Data provided:
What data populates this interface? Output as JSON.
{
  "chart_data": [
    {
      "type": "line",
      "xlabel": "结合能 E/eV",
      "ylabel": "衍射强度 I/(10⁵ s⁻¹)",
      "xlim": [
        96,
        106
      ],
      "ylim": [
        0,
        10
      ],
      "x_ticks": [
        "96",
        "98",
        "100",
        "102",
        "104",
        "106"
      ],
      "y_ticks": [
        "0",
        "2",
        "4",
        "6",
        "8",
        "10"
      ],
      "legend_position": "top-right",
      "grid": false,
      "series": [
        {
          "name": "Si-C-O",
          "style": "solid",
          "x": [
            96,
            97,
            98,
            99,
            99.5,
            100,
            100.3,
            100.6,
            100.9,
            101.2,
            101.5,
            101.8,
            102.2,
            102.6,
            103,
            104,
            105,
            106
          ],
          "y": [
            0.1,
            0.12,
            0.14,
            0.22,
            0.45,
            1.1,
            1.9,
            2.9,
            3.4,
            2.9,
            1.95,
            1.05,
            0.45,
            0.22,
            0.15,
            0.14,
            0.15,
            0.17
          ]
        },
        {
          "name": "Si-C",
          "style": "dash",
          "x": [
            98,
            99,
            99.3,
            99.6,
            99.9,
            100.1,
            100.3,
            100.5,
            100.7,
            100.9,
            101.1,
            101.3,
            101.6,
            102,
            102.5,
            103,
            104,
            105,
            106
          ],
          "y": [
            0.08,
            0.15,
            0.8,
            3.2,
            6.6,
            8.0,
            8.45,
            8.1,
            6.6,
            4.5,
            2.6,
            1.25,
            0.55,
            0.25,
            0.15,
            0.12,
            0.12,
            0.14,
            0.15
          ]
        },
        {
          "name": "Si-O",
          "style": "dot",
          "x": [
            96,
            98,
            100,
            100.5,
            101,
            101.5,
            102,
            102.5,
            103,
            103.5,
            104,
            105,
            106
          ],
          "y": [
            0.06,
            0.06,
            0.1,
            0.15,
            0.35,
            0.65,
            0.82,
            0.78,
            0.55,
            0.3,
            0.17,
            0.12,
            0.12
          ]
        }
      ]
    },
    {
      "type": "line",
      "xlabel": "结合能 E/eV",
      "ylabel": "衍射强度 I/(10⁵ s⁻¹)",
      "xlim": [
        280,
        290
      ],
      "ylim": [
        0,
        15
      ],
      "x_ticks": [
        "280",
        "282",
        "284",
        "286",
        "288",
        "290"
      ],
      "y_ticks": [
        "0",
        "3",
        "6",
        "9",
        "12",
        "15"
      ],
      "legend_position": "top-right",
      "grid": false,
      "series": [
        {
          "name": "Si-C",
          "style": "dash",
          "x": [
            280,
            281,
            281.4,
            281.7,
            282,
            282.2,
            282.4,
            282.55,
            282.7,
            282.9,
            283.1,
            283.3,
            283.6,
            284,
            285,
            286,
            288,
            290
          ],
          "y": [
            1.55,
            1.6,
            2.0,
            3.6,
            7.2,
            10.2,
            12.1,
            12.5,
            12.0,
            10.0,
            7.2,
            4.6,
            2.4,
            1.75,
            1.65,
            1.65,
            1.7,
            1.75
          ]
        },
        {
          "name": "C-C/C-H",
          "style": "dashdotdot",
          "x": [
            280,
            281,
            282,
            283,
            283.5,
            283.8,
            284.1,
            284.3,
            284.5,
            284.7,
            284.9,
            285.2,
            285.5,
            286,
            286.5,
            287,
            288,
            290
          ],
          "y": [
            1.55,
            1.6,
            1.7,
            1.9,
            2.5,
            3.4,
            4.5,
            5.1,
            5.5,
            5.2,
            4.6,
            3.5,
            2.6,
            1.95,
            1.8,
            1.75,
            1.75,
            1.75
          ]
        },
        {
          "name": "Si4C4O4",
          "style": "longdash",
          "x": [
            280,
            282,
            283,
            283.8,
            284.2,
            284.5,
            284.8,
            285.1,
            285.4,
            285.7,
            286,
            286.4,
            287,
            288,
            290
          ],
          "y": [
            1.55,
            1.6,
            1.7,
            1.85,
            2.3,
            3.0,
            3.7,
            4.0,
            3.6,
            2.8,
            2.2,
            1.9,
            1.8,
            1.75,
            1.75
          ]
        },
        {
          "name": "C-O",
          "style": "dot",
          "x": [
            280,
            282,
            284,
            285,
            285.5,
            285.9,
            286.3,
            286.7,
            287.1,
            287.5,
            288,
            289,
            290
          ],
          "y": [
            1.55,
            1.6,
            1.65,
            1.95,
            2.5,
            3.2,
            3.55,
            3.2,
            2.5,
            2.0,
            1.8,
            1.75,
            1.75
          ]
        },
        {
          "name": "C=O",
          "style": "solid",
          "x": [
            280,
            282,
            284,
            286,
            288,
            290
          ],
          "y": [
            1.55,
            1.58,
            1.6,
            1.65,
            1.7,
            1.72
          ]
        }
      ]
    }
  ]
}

Your instructions:
Copy out the whole listing exactly.

Written solution:
What data populates this interface? Output as JSON.
{
  "chart_data": [
    {
      "type": "line",
      "xlabel": "结合能 E/eV",
      "ylabel": "衍射强度 I/(10⁵ s⁻¹)",
      "xlim": [
        96,
        106
      ],
      "ylim": [
        0,
        10
      ],
      "x_ticks": [
        "96",
        "98",
        "100",
        "102",
        "104",
        "106"
      ],
      "y_ticks": [
        "0",
        "2",
        "4",
        "6",
        "8",
        "10"
      ],
      "legend_position": "top-right",
      "grid": false,
      "series": [
        {
          "name": "Si-C-O",
          "style": "solid",
          "x": [
            96,
            97,
            98,
            99,
            99.5,
            100,
            100.3,
            100.6,
            100.9,
            101.2,
            101.5,
            101.8,
            102.2,
            102.6,
            103,
            104,
            105,
            106
          ],
          "y": [
            0.1,
            0.12,
            0.14,
            0.22,
            0.45,
            1.1,
            1.9,
            2.9,
            3.4,
            2.9,
            1.95,
            1.05,
            0.45,
            0.22,
            0.15,
            0.14,
            0.15,
            0.17
          ]
        },
        {
          "name": "Si-C",
          "style": "dash",
          "x": [
            98,
            99,
            99.3,
            99.6,
            99.9,
            100.1,
            100.3,
            100.5,
            100.7,
            100.9,
            101.1,
            101.3,
            101.6,
            102,
            102.5,
            103,
            104,
            105,
            106
          ],
          "y": [
            0.08,
            0.15,
            0.8,
            3.2,
            6.6,
            8.0,
            8.45,
            8.1,
            6.6,
            4.5,
            2.6,
            1.25,
            0.55,
            0.25,
            0.15,
            0.12,
            0.12,
            0.14,
            0.15
          ]
        },
        {
          "name": "Si-O",
          "style": "dot",
          "x": [
            96,
            98,
            100,
            100.5,
            101,
            101.5,
            102,
            102.5,
            103,
            103.5,
            104,
            105,
            106
          ],
          "y": [
            0.06,
            0.06,
            0.1,
            0.15,
            0.35,
            0.65,
            0.82,
            0.78,
            0.55,
            0.3,
            0.17,
            0.12,
            0.12
          ]
        }
      ]
    },
    {
      "type": "line",
      "xlabel": "结合能 E/eV",
      "ylabel": "衍射强度 I/(10⁵ s⁻¹)",
      "xlim": [
        280,
        290
      ],
      "ylim": [
        0,
        15
      ],
      "x_ticks": [
        "280",
        "282",
        "284",
        "286",
        "288",
        "290"
      ],
      "y_ticks": [
        "0",
        "3",
        "6",
        "9",
        "12",
        "15"
      ],
      "legend_position": "top-right",
      "grid": false,
      "series": [
        {
          "name": "Si-C",
          "style": "dash",
          "x": [
            280,
            281,
            281.4,
            281.7,
            282,
            282.2,
            282.4,
            282.55,
            282.7,
            282.9,
            283.1,
            283.3,
            283.6,
            284,
            285,
            286,
            288,
            290
          ],
          "y": [
            1.55,
            1.6,
            2.0,
            3.6,
            7.2,
            10.2,
            12.1,
            12.5,
            12.0,
            10.0,
            7.2,
            4.6,
            2.4,
            1.75,
            1.65,
            1.65,
            1.7,
            1.75
          ]
        },
        {
          "name": "C-C/C-H",
          "style": "dashdotdot",
          "x": [
            280,
            281,
            282,
            283,
            283.5,
            283.8,
            284.1,
            284.3,
            284.5,
            284.7,
            284.9,
            285.2,
            285.5,
            286,
            286.5,
            287,
            288,
            290
          ],
          "y": [
            1.55,
            1.6,
            1.7,
            1.9,
            2.5,
            3.4,
            4.5,
            5.1,
            5.5,
            5.2,
            4.6,
            3.5,
            2.6,
            1.95,
            1.8,
            1.75,
            1.75,
            1.75
          ]
        },
        {
          "name": "Si4C4O4",
          "style": "longdash",
          "x": [
            280,
            282,
            283,
            283.8,
            284.2,
            284.5,
            284.8,
            285.1,
            285.4,
            285.7,
            286,
            286.4,
            287,
            288,
            290
          ],
          "y": [
            1.55,
            1.6,
            1.7,
            1.85,
            2.3,
            3.0,
            3.7,
            4.0,
            3.6,
            2.8,
            2.2,
            1.9,
            1.8,
            1.75,
            1.75
          ]
        },
        {
          "name": "C-O",
          "style": "dot",
          "x": [
            280,
            282,
            284,
            285,
            285.5,
            285.9,
            286.3,
            286.7,
            287.1,
            287.5,
            288,
            289,
            290
          ],
          "y": [
            1.55,
            1.6,
            1.65,
            1.95,
            2.5,
            3.2,
            3.55,
            3.2,
            2.5,
            2.0,
            1.8,
            1.75,
            1.75
          ]
        },
        {
          "name": "C=O",
          "style": "solid",
          "x": [
            280,
            282,
            284,
            286,
            288,
            290
          ],
          "y": [
            1.55,
            1.58,
            1.6,
            1.65,
            1.7,
            1.72
          ]
        }
      ]
    }
  ]
}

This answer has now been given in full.